Extracted data entries:
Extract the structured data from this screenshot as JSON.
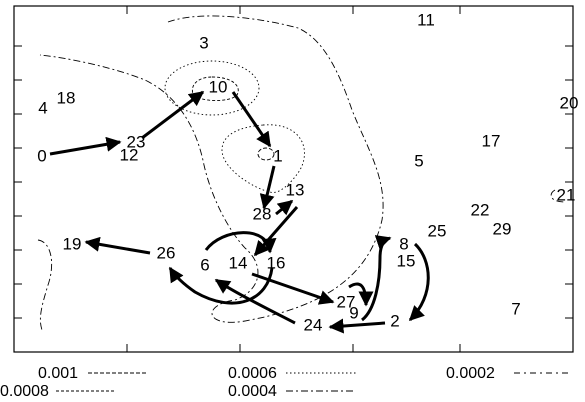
{
  "nodes": [
    {
      "id": "0",
      "label": "0"
    },
    {
      "id": "1",
      "label": "1"
    },
    {
      "id": "2",
      "label": "2"
    },
    {
      "id": "3",
      "label": "3"
    },
    {
      "id": "4",
      "label": "4"
    },
    {
      "id": "5",
      "label": "5"
    },
    {
      "id": "6",
      "label": "6"
    },
    {
      "id": "7",
      "label": "7"
    },
    {
      "id": "8",
      "label": "8"
    },
    {
      "id": "9",
      "label": "9"
    },
    {
      "id": "10",
      "label": "10"
    },
    {
      "id": "11",
      "label": "11"
    },
    {
      "id": "12",
      "label": "12"
    },
    {
      "id": "13",
      "label": "13"
    },
    {
      "id": "14",
      "label": "14"
    },
    {
      "id": "15",
      "label": "15"
    },
    {
      "id": "16",
      "label": "16"
    },
    {
      "id": "17",
      "label": "17"
    },
    {
      "id": "18",
      "label": "18"
    },
    {
      "id": "19",
      "label": "19"
    },
    {
      "id": "20",
      "label": "20"
    },
    {
      "id": "21",
      "label": "21"
    },
    {
      "id": "22",
      "label": "22"
    },
    {
      "id": "23",
      "label": "23"
    },
    {
      "id": "24",
      "label": "24"
    },
    {
      "id": "25",
      "label": "25"
    },
    {
      "id": "26",
      "label": "26"
    },
    {
      "id": "27",
      "label": "27"
    },
    {
      "id": "28",
      "label": "28"
    },
    {
      "id": "29",
      "label": "29"
    }
  ],
  "arrows": [
    {
      "from": "0",
      "to": "23"
    },
    {
      "from": "23",
      "to": "10"
    },
    {
      "from": "10",
      "to": "1"
    },
    {
      "from": "1",
      "to": "28"
    },
    {
      "from": "28",
      "to": "13"
    },
    {
      "from": "13",
      "to": "14"
    },
    {
      "from": "6",
      "to": "16"
    },
    {
      "from": "26",
      "to": "19"
    },
    {
      "from": "14",
      "to": "27"
    },
    {
      "from": "27",
      "to": "9"
    },
    {
      "from": "9",
      "to": "8"
    },
    {
      "from": "8",
      "to": "2"
    },
    {
      "from": "2",
      "to": "24"
    },
    {
      "from": "16",
      "to": "26"
    },
    {
      "from": "24",
      "to": "6"
    }
  ],
  "legend": [
    {
      "value": "0.001",
      "style": "dashed"
    },
    {
      "value": "0.0008",
      "style": "short-dashed"
    },
    {
      "value": "0.0006",
      "style": "dotted"
    },
    {
      "value": "0.0004",
      "style": "dash-dot"
    },
    {
      "value": "0.0002",
      "style": "dash-dot-loose"
    }
  ],
  "colors": {
    "ink": "#000000",
    "background": "#ffffff"
  }
}
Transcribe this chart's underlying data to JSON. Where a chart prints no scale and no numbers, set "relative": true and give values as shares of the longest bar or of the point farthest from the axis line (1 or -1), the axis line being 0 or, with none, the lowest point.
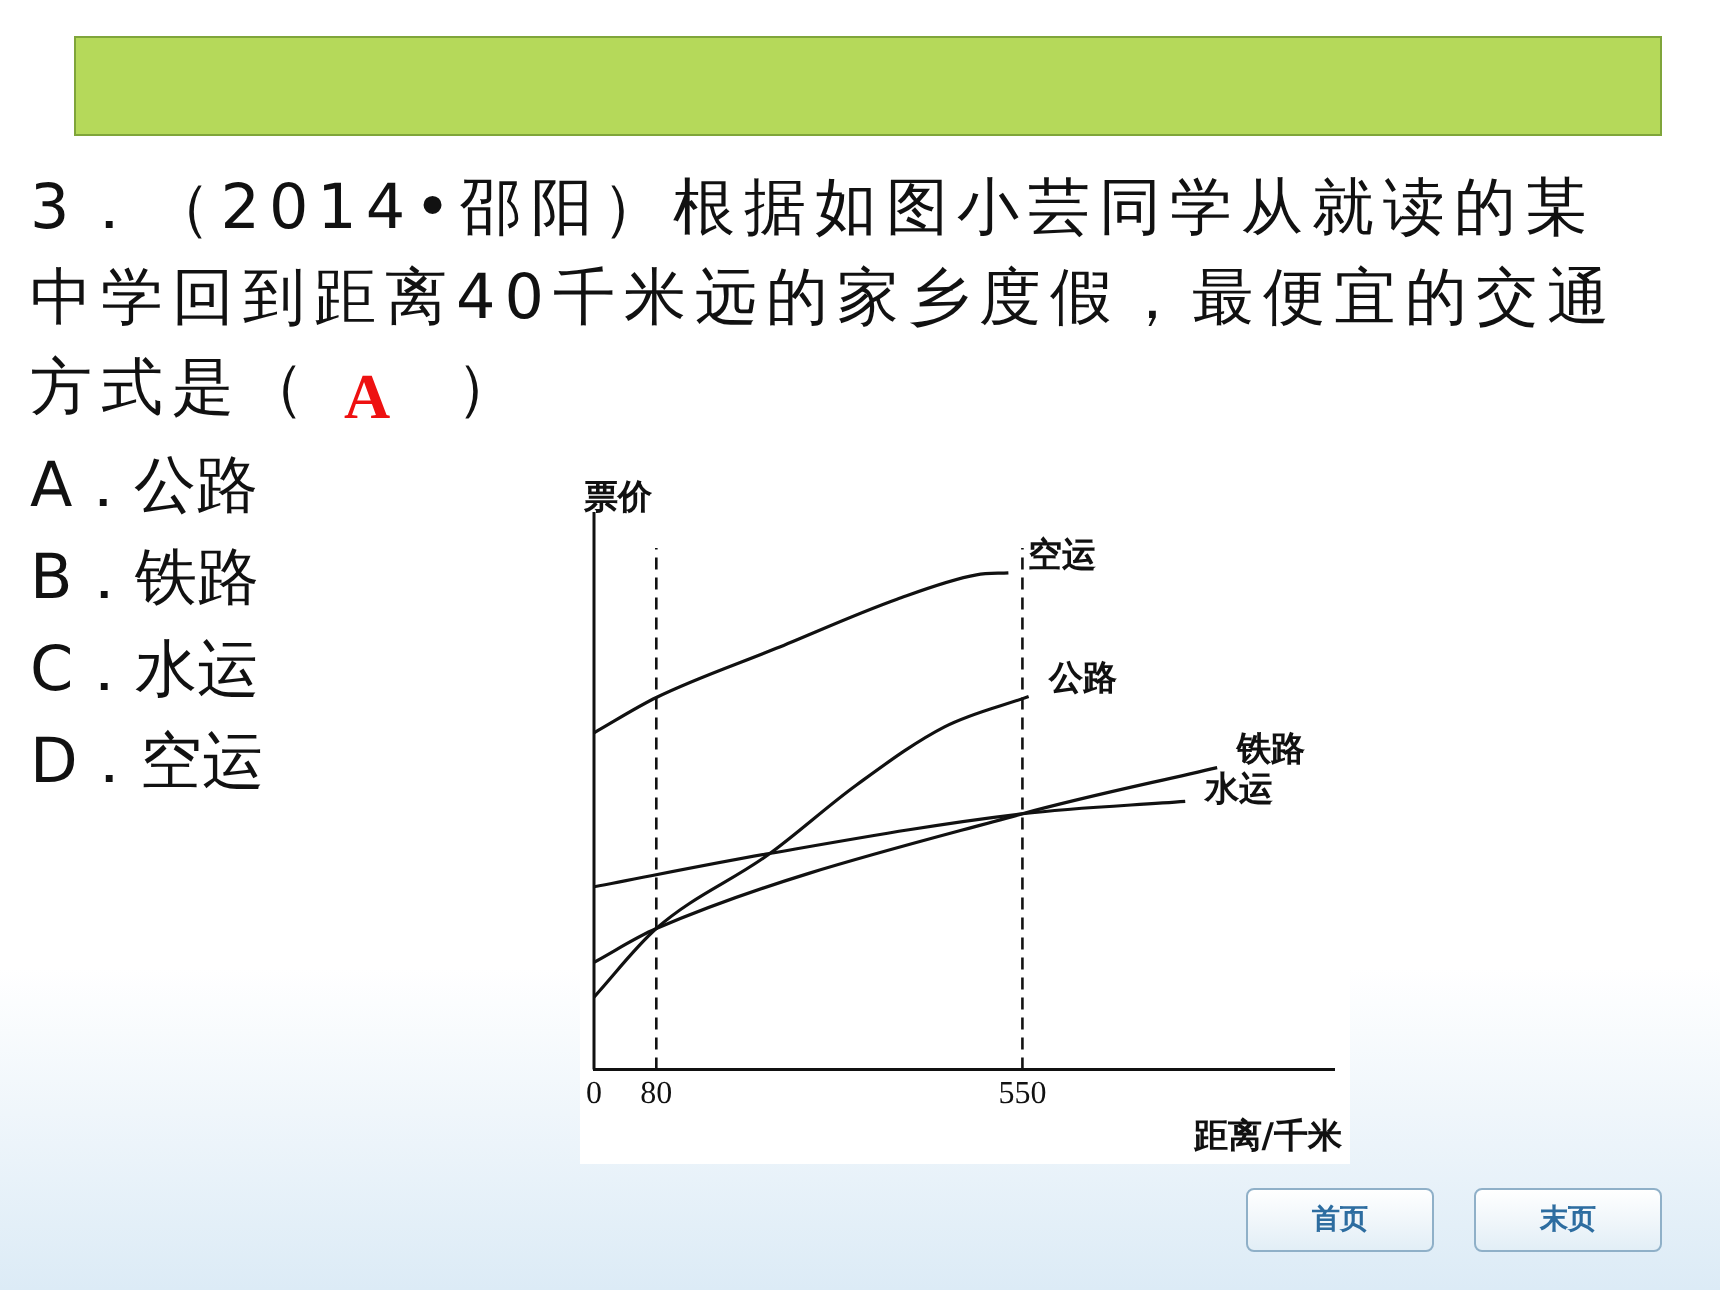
{
  "chart_data": {
    "type": "line",
    "title": "3．（2014•邵阳）根据如图小芸同学从就读的某中学回到距离40千米远的家乡度假，最便宜的交通方式是（　　）",
    "xlabel": "距离/千米",
    "ylabel": "票价",
    "relative": true,
    "xlim": [
      0,
      950
    ],
    "xticks": [
      0,
      80,
      550
    ],
    "series": [
      {
        "name": "空运",
        "color": "#111111",
        "x": [
          0,
          80,
          234,
          389,
          491,
          532
        ],
        "values": [
          0.678,
          0.749,
          0.848,
          0.947,
          0.996,
          1
        ]
      },
      {
        "name": "公路",
        "color": "#111111",
        "x": [
          0,
          80,
          224,
          337,
          450,
          558
        ],
        "values": [
          0.146,
          0.284,
          0.433,
          0.573,
          0.69,
          0.751
        ]
      },
      {
        "name": "铁路",
        "color": "#111111",
        "x": [
          0,
          80,
          550,
          800
        ],
        "values": [
          0.216,
          0.284,
          0.515,
          0.608
        ]
      },
      {
        "name": "水运",
        "color": "#111111",
        "x": [
          0,
          225,
          550,
          759
        ],
        "values": [
          0.368,
          0.435,
          0.515,
          0.54
        ]
      }
    ],
    "ref_lines": [
      {
        "axis": "x",
        "value": 80,
        "line_style": "dashed"
      },
      {
        "axis": "x",
        "value": 550,
        "line_style": "dashed"
      }
    ],
    "annotations": [
      "A",
      "A．公路",
      "B．铁路",
      "C．水运",
      "D．空运",
      "首页",
      "末页"
    ],
    "grid": false,
    "legend": false,
    "marker": "none",
    "line_style": "solid"
  }
}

Work to do >>
Quote the listing above in full, except for the pictures.

Task solution >>
Extract the structured data from this screenshot as JSON.
{
  "nodes": [
    {
      "id": "0",
      "label": "0"
    },
    {
      "id": "1",
      "label": "1"
    },
    {
      "id": "2",
      "label": "2"
    },
    {
      "id": "3",
      "label": "3"
    },
    {
      "id": "4",
      "label": "4"
    },
    {
      "id": "5",
      "label": "5"
    },
    {
      "id": "6",
      "label": "6"
    },
    {
      "id": "7",
      "label": "7"
    },
    {
      "id": "8",
      "label": "8"
    },
    {
      "id": "9",
      "label": "9"
    },
    {
      "id": "10",
      "label": "10"
    },
    {
      "id": "11",
      "label": "11"
    },
    {
      "id": "12",
      "label": "12"
    },
    {
      "id": "13",
      "label": "13"
    },
    {
      "id": "14",
      "label": "14"
    },
    {
      "id": "15",
      "label": "15"
    },
    {
      "id": "16",
      "label": "16"
    },
    {
      "id": "17",
      "label": "17"
    },
    {
      "id": "18",
      "label": "18"
    },
    {
      "id": "19",
      "label": "19"
    },
    {
      "id": "20",
      "label": "20"
    },
    {
      "id": "21",
      "label": "21"
    },
    {
      "id": "22",
      "label": "22"
    },
    {
      "id": "23",
      "label": "23"
    },
    {
      "id": "24",
      "label": "24"
    },
    {
      "id": "25",
      "label": "25"
    },
    {
      "id": "26",
      "label": "26"
    },
    {
      "id": "27",
      "label": "27"
    },
    {
      "id": "28",
      "label": "28"
    },
    {
      "id": "29",
      "label": "29"
    }
  ],
  "arrows": [
    {
      "from": "0",
      "to": "23"
    },
    {
      "from": "23",
      "to": "10"
    },
    {
      "from": "10",
      "to": "1"
    },
    {
      "from": "1",
      "to": "28"
    },
    {
      "from": "28",
      "to": "13"
    },
    {
      "from": "13",
      "to": "14"
    },
    {
      "from": "6",
      "to": "16"
    },
    {
      "from": "26",
      "to": "19"
    },
    {
      "from": "14",
      "to": "27"
    },
    {
      "from": "27",
      "to": "9"
    },
    {
      "from": "9",
      "to": "8"
    },
    {
      "from": "8",
      "to": "2"
    },
    {
      "from": "2",
      "to": "24"
    },
    {
      "from": "16",
      "to": "26"
    },
    {
      "from": "24",
      "to": "6"
    }
  ],
  "legend": [
    {
      "value": "0.001",
      "style": "dashed"
    },
    {
      "value": "0.0008",
      "style": "short-dashed"
    },
    {
      "value": "0.0006",
      "style": "dotted"
    },
    {
      "value": "0.0004",
      "style": "dash-dot"
    },
    {
      "value": "0.0002",
      "style": "dash-dot-loose"
    }
  ],
  "colors": {
    "ink": "#000000",
    "background": "#ffffff"
  }
}
Transcribe this chart's underlying data to JSON. Where a chart prints no scale and no numbers, set "relative": true and give values as shares of the longest bar or of the point farthest from the axis line (1 or -1), the axis line being 0 or, with none, the lowest point.
{
  "chart_data": {
    "type": "line",
    "title": "3．（2014•邵阳）根据如图小芸同学从就读的某中学回到距离40千米远的家乡度假，最便宜的交通方式是（　　）",
    "xlabel": "距离/千米",
    "ylabel": "票价",
    "relative": true,
    "xlim": [
      0,
      950
    ],
    "xticks": [
      0,
      80,
      550
    ],
    "series": [
      {
        "name": "空运",
        "color": "#111111",
        "x": [
          0,
          80,
          234,
          389,
          491,
          532
        ],
        "values": [
          0.678,
          0.749,
          0.848,
          0.947,
          0.996,
          1
        ]
      },
      {
        "name": "公路",
        "color": "#111111",
        "x": [
          0,
          80,
          224,
          337,
          450,
          558
        ],
        "values": [
          0.146,
          0.284,
          0.433,
          0.573,
          0.69,
          0.751
        ]
      },
      {
        "name": "铁路",
        "color": "#111111",
        "x": [
          0,
          80,
          550,
          800
        ],
        "values": [
          0.216,
          0.284,
          0.515,
          0.608
        ]
      },
      {
        "name": "水运",
        "color": "#111111",
        "x": [
          0,
          225,
          550,
          759
        ],
        "values": [
          0.368,
          0.435,
          0.515,
          0.54
        ]
      }
    ],
    "ref_lines": [
      {
        "axis": "x",
        "value": 80,
        "line_style": "dashed"
      },
      {
        "axis": "x",
        "value": 550,
        "line_style": "dashed"
      }
    ],
    "annotations": [
      "A",
      "A．公路",
      "B．铁路",
      "C．水运",
      "D．空运",
      "首页",
      "末页"
    ],
    "grid": false,
    "legend": false,
    "marker": "none",
    "line_style": "solid"
  }
}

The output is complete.